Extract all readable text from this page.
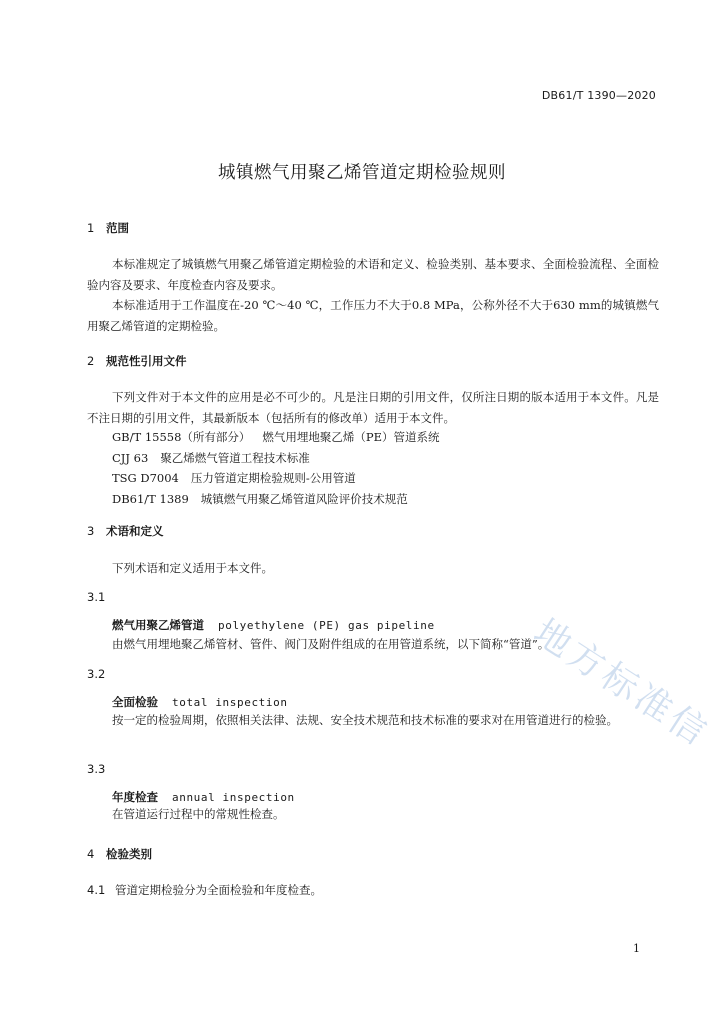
DB61/T 1390—2020
城镇燃气用聚乙烯管道定期检验规则
1 范围
本标准规定了城镇燃气用聚乙烯管道定期检验的术语和定义、检验类别、基本要求、全面检验流程、全面检验内容及要求、年度检查内容及要求。
本标准适用于工作温度在-20 ℃～40 ℃，工作压力不大于0.8 MPa，公称外径不大于630 mm的城镇燃气用聚乙烯管道的定期检验。
2 规范性引用文件
下列文件对于本文件的应用是必不可少的。凡是注日期的引用文件，仅所注日期的版本适用于本文件。凡是不注日期的引用文件，其最新版本（包括所有的修改单）适用于本文件。
GB/T 15558（所有部分） 燃气用埋地聚乙烯（PE）管道系统
CJJ 63 聚乙烯燃气管道工程技术标准
TSG D7004 压力管道定期检验规则-公用管道
DB61/T 1389 城镇燃气用聚乙烯管道风险评价技术规范
3 术语和定义
下列术语和定义适用于本文件。
3.1
燃气用聚乙烯管道 polyethylene (PE) gas pipeline
由燃气用埋地聚乙烯管材、管件、阀门及附件组成的在用管道系统，以下简称“管道”。
3.2
全面检验 total inspection
按一定的检验周期，依照相关法律、法规、安全技术规范和技术标准的要求对在用管道进行的检验。
3.3
年度检查 annual inspection
在管道运行过程中的常规性检查。
4 检验类别
4.1 管道定期检验分为全面检验和年度检查。
1
地方标准信
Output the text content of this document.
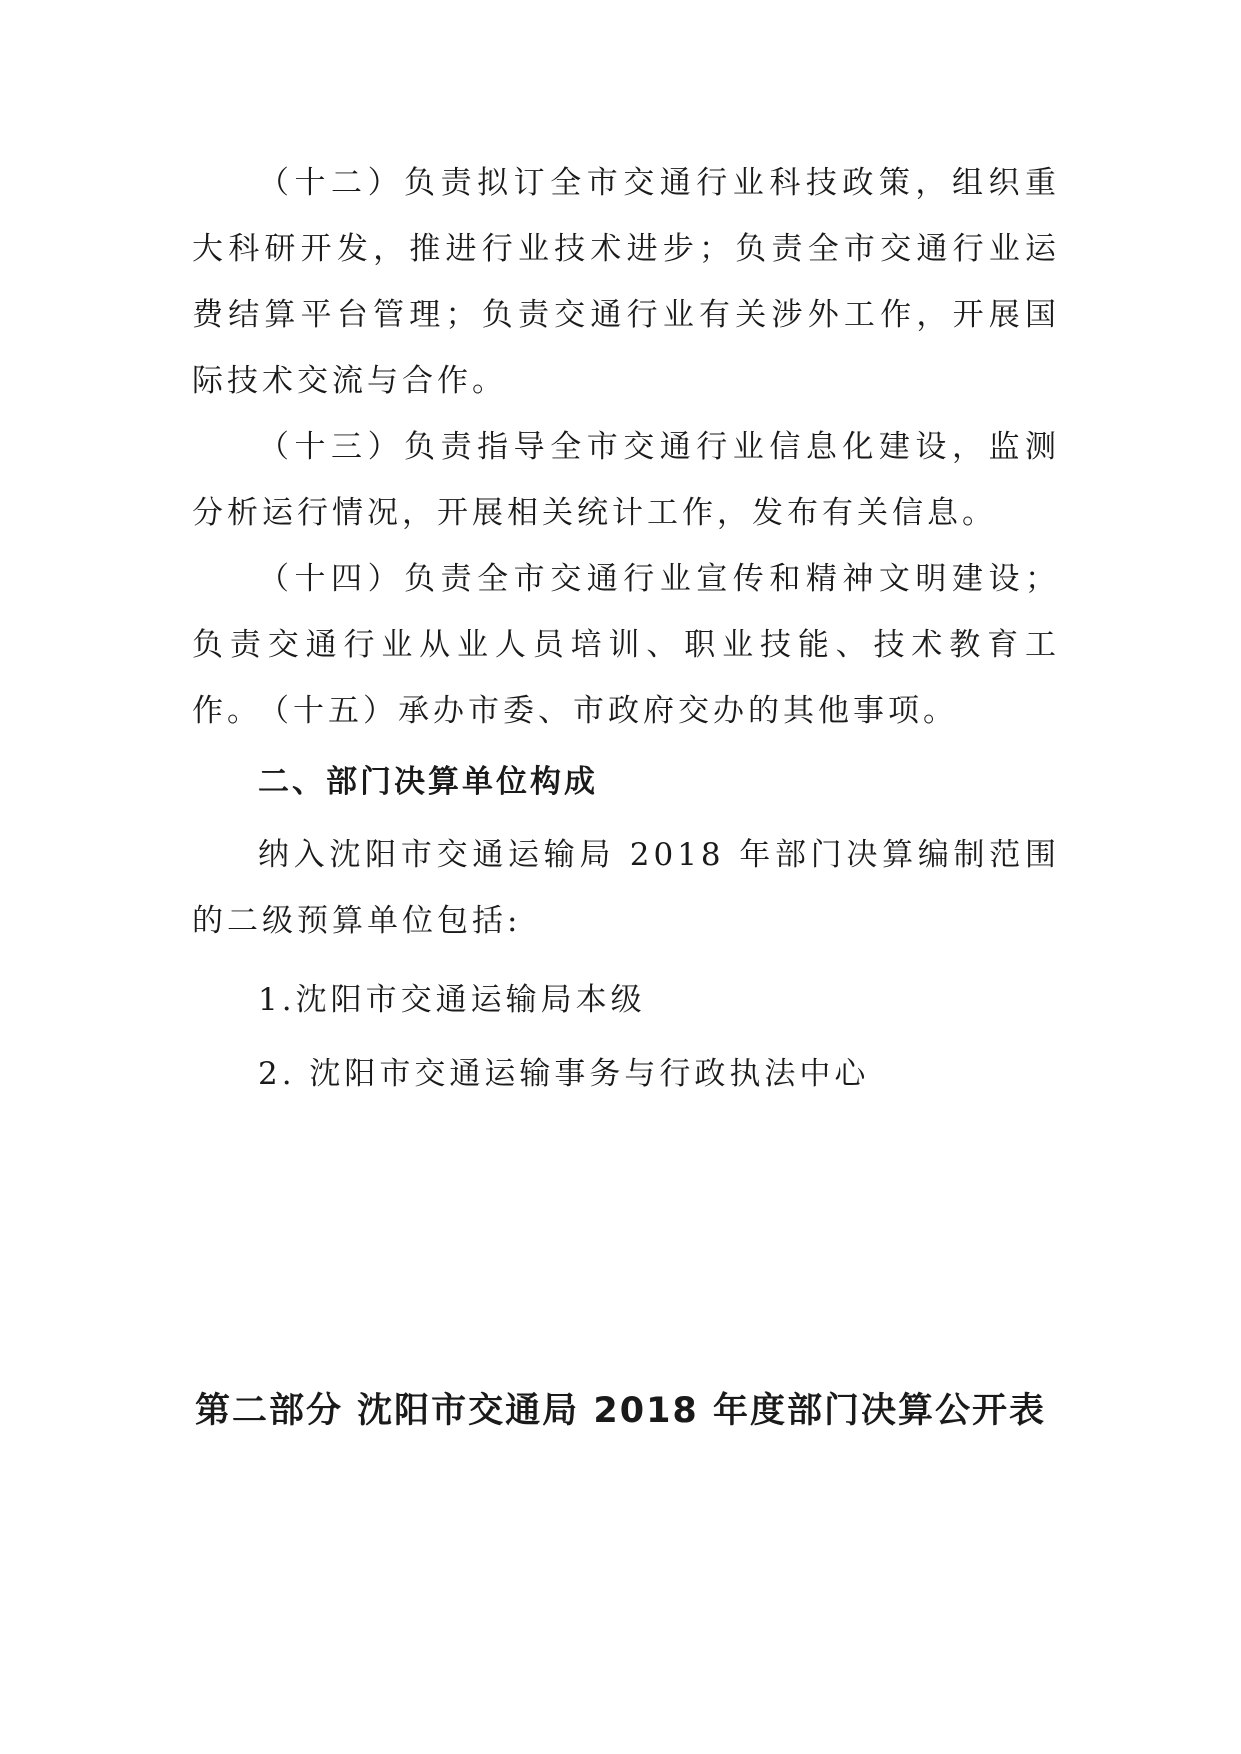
（十二）负责拟订全市交通行业科技政策，组织重大科研开发，推进行业技术进步；负责全市交通行业运费结算平台管理；负责交通行业有关涉外工作，开展国际技术交流与合作。

（十三）负责指导全市交通行业信息化建设，监测分析运行情况，开展相关统计工作，发布有关信息。

（十四）负责全市交通行业宣传和精神文明建设；负责交通行业从业人员培训、职业技能、技术教育工作。

（十五）承办市委、市政府交办的其他事项。

二、部门决算单位构成

纳入沈阳市交通运输局 2018 年部门决算编制范围的二级预算单位包括:

1.沈阳市交通运输局本级

2. 沈阳市交通运输事务与行政执法中心

第二部分 沈阳市交通局 2018 年度部门决算公开表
- - -
## WHAT THE EXERCISE ASKS
Leave out the pictures and print each record exactly as it stands.

## EXERCISE RESULT
Extract all readable text from this page.
DB61/T 1390—2020
城镇燃气用聚乙烯管道定期检验规则
1 范围
本标准规定了城镇燃气用聚乙烯管道定期检验的术语和定义、检验类别、基本要求、全面检验流程、全面检验内容及要求、年度检查内容及要求。
本标准适用于工作温度在-20 ℃～40 ℃，工作压力不大于0.8 MPa，公称外径不大于630 mm的城镇燃气用聚乙烯管道的定期检验。
2 规范性引用文件
下列文件对于本文件的应用是必不可少的。凡是注日期的引用文件，仅所注日期的版本适用于本文件。凡是不注日期的引用文件，其最新版本（包括所有的修改单）适用于本文件。
GB/T 15558（所有部分） 燃气用埋地聚乙烯（PE）管道系统
CJJ 63 聚乙烯燃气管道工程技术标准
TSG D7004 压力管道定期检验规则-公用管道
DB61/T 1389 城镇燃气用聚乙烯管道风险评价技术规范
3 术语和定义
下列术语和定义适用于本文件。
3.1
燃气用聚乙烯管道 polyethylene (PE) gas pipeline
由燃气用埋地聚乙烯管材、管件、阀门及附件组成的在用管道系统，以下简称“管道”。
3.2
全面检验 total inspection
按一定的检验周期，依照相关法律、法规、安全技术规范和技术标准的要求对在用管道进行的检验。
3.3
年度检查 annual inspection
在管道运行过程中的常规性检查。
4 检验类别
4.1 管道定期检验分为全面检验和年度检查。
1
地方标准信
Output the text content of this document.
（十二）负责拟订全市交通行业科技政策，组织重大科研开发，推进行业技术进步；负责全市交通行业运费结算平台管理；负责交通行业有关涉外工作，开展国际技术交流与合作。

（十三）负责指导全市交通行业信息化建设，监测分析运行情况，开展相关统计工作，发布有关信息。

（十四）负责全市交通行业宣传和精神文明建设；负责交通行业从业人员培训、职业技能、技术教育工作。

（十五）承办市委、市政府交办的其他事项。

二、部门决算单位构成

纳入沈阳市交通运输局 2018 年部门决算编制范围的二级预算单位包括:

1.沈阳市交通运输局本级

2. 沈阳市交通运输事务与行政执法中心

第二部分 沈阳市交通局 2018 年度部门决算公开表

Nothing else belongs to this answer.